● Textauszug
= = =

Aufgrund der Weltwirtschaftskrise waren auch in den USA Millionen von Menschen arbeitslos und fürchteten die Konkurrenz um die wenigen verfügbaren Arbeitsplätze. Die Krise schürte auch Antisemitismus, Fremdenfeindlichkeit, Nativismus und Isolationismus. Eine Umfrage des Fortune Magazine zur damaligen Zeit ergab, dass 83 Prozent der Amerikaner gegen eine Lockerung der Einwanderungsbeschränkungen waren. Präsident Roosevelt hätte theoretisch eine Durchführungsverordnung erlassen können, um die Flüchtlinge der St. Louis aufzunehmen. Allerdings hielten ihn die öffentliche Feindseligkeit gegenüber Einwanderern sowie andere politische Erwägungen von diesem Schritt ab. So hatten beispielsweise die isolationistischen Republikaner Sitze bei den Kongresswahlen 1938 gewonnen. Außerdem erwog Roosevelt, für eine bislang nie erreichte dritte Amtszeit als Präsident zu kandidieren.

= = =

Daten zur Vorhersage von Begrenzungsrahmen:

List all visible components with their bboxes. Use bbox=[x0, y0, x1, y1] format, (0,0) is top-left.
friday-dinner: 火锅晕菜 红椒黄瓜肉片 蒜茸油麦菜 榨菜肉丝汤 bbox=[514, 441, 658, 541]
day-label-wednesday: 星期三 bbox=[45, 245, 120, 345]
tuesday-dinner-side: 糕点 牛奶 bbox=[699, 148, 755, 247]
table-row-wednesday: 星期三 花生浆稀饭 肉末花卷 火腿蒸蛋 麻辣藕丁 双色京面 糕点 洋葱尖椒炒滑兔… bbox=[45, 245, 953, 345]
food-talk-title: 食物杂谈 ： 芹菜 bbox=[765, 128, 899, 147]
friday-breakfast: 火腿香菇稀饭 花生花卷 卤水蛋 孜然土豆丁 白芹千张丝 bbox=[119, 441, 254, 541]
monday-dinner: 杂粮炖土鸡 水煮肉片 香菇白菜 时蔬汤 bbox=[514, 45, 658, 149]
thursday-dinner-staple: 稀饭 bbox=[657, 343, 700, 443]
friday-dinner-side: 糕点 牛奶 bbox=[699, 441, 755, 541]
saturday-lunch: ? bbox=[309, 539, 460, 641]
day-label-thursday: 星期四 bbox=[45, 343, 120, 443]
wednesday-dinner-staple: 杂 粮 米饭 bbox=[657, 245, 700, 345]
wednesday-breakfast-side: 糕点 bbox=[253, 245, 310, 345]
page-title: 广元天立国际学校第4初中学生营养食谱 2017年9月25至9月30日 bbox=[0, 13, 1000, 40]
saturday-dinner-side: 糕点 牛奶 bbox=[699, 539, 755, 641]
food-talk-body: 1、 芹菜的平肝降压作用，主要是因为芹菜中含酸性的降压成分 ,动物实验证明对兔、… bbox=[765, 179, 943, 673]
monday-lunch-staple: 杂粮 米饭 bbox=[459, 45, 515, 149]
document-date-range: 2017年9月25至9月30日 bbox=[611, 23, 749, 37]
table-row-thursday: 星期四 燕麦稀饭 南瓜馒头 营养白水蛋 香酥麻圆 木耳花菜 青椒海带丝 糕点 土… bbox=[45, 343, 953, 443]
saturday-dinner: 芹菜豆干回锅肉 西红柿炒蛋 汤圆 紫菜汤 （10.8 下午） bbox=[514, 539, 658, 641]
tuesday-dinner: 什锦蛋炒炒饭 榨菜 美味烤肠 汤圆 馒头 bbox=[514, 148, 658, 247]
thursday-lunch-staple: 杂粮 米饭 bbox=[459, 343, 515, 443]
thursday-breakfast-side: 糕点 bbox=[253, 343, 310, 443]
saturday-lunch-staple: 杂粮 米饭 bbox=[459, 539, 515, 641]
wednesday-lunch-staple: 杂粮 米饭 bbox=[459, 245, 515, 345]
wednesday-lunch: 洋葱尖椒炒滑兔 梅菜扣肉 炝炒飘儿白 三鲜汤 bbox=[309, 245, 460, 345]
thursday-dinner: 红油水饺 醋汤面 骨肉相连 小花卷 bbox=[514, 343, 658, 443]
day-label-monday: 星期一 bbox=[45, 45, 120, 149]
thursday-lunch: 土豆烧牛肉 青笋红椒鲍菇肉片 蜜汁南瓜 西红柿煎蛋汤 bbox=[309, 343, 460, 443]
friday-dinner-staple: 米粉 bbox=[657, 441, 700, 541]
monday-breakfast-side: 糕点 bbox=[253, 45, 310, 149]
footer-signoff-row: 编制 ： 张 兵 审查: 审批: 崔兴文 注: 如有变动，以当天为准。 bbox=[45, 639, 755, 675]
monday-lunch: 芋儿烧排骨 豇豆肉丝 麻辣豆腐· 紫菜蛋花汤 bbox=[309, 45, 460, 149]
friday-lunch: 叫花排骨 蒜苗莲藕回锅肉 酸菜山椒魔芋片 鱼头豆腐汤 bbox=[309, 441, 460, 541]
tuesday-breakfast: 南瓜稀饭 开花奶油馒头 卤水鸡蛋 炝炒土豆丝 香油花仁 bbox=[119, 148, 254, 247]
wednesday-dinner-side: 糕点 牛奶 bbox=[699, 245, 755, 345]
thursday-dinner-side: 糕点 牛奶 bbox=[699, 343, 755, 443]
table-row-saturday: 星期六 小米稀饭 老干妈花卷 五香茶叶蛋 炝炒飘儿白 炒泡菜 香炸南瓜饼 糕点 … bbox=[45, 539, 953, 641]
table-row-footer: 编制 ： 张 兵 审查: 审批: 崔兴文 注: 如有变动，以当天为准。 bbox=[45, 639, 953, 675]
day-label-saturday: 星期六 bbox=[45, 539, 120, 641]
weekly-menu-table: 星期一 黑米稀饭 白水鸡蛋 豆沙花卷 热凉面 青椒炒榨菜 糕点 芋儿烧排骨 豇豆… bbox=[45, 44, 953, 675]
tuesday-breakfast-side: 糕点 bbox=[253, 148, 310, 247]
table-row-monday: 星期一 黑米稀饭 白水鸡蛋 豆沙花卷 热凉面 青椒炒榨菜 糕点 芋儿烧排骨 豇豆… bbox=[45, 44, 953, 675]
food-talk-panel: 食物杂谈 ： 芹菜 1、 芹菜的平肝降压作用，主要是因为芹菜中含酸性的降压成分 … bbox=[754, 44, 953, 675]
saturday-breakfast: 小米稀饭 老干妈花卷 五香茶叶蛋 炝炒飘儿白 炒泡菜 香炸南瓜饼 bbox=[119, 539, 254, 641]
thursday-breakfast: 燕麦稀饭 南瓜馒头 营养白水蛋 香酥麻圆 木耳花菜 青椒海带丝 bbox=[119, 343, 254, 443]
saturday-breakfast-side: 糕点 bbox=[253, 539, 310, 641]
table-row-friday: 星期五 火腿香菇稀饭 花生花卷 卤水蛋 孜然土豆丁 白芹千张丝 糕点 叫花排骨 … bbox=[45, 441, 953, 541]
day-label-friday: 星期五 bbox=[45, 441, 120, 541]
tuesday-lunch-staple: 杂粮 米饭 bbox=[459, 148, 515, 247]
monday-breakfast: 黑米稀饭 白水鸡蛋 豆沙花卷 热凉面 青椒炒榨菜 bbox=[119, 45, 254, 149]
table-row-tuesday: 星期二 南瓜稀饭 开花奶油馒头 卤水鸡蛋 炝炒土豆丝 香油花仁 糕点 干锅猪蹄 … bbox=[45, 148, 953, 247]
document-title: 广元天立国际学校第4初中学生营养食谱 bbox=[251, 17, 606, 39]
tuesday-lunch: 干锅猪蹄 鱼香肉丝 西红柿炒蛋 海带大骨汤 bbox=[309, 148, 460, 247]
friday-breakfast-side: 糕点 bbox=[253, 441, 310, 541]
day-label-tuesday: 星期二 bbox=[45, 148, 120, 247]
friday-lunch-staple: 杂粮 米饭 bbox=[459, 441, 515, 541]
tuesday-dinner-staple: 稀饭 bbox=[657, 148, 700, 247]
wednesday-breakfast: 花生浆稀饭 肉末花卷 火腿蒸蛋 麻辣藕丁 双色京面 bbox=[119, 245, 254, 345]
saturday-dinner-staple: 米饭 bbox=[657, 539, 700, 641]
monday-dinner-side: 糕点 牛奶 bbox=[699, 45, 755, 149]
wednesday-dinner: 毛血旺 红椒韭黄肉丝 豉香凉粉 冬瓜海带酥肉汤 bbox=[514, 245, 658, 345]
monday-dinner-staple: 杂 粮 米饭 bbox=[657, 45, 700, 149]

= = =

● Arbeitsanweisung
Nenne alle Einstellungen, die laut dem Textauszug durch die Krise geschürt wurden.

● Ergebnis
Antisemitismus, Fremdenfeindlichkeit, Nativismus, Isolationismus